Requirement:
Check each line of the material. Copy those containing "JSON".

━━ Exercise input ━━

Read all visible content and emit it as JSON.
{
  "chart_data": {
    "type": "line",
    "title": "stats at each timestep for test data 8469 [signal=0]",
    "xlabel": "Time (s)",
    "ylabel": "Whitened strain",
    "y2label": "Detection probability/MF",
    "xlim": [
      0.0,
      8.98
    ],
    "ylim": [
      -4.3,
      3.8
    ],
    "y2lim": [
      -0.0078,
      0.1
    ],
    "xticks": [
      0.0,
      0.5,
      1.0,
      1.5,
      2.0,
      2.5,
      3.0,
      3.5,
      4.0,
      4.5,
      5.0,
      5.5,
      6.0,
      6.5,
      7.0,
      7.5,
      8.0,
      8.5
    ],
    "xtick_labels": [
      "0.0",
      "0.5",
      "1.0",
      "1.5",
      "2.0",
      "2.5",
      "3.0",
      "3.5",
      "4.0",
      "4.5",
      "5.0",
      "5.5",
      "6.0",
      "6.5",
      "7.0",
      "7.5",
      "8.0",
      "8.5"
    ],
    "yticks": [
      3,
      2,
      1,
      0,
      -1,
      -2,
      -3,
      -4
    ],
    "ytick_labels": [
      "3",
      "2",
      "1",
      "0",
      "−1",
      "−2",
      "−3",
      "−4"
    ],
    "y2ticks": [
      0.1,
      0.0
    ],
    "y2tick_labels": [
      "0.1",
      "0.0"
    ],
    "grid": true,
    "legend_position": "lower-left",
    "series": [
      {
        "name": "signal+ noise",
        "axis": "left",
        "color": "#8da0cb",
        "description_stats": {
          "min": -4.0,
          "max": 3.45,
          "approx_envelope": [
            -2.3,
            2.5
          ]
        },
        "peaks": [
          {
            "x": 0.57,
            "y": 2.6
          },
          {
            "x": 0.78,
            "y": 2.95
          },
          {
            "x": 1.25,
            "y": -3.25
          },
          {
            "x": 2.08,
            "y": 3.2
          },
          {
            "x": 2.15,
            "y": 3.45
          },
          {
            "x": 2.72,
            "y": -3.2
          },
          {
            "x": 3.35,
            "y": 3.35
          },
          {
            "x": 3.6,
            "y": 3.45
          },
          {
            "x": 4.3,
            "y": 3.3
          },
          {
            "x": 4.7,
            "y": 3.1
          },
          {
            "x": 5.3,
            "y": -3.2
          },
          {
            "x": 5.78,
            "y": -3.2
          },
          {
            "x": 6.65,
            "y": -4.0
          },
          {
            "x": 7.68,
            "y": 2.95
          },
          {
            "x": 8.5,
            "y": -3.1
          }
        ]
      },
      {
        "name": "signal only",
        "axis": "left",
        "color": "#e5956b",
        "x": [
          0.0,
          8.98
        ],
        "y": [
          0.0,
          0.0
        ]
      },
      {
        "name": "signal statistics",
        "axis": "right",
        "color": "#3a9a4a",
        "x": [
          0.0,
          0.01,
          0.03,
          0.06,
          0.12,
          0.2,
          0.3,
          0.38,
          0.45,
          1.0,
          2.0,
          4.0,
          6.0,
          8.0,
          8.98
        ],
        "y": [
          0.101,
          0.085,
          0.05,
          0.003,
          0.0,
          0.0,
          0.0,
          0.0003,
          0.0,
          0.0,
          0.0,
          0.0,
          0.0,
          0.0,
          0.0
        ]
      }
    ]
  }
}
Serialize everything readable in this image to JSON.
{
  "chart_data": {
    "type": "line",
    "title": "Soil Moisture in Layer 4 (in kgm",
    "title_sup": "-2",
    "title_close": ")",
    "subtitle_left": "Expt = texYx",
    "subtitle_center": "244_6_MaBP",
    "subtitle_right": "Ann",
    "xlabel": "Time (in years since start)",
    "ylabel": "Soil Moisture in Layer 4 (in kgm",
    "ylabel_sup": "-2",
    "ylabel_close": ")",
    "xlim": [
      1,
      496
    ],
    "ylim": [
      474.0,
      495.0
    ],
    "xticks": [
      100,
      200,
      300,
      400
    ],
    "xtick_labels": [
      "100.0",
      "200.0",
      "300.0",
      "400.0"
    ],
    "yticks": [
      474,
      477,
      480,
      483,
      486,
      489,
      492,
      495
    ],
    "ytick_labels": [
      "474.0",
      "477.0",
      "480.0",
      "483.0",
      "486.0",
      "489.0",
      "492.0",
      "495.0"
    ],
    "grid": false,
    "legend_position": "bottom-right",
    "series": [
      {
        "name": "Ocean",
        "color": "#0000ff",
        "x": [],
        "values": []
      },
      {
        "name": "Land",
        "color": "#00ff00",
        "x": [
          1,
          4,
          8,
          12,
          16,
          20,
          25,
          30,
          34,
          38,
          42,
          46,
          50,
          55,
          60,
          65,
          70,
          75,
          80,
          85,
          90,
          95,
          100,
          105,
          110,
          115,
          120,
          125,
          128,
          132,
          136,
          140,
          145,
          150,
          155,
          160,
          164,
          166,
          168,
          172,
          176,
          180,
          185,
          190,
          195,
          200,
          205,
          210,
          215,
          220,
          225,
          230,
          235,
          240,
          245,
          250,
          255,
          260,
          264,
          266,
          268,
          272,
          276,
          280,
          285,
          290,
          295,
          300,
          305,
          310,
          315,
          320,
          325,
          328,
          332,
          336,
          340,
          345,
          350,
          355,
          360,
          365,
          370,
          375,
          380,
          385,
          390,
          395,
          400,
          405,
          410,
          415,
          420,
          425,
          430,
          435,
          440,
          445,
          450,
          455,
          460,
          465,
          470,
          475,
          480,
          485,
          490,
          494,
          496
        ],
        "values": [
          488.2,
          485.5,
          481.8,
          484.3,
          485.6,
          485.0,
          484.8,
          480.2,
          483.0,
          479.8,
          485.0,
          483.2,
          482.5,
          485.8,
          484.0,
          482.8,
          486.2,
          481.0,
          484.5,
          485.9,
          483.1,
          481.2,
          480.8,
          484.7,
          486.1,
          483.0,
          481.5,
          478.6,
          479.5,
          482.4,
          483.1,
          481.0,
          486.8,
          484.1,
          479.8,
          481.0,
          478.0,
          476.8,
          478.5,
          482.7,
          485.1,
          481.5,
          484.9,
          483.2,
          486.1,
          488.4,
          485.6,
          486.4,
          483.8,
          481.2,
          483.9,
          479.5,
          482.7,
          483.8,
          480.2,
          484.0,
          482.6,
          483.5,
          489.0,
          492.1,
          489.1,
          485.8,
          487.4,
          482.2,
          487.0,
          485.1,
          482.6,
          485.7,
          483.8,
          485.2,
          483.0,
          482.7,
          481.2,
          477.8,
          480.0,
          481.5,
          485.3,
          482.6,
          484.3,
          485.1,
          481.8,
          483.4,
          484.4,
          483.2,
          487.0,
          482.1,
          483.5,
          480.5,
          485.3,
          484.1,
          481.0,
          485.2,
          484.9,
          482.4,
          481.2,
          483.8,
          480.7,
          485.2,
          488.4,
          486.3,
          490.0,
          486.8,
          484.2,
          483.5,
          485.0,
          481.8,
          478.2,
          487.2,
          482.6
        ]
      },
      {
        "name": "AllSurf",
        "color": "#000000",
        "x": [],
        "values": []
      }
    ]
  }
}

━━━

The response:
Read all visible content and emit it as JSON.
Serialize everything readable in this image to JSON.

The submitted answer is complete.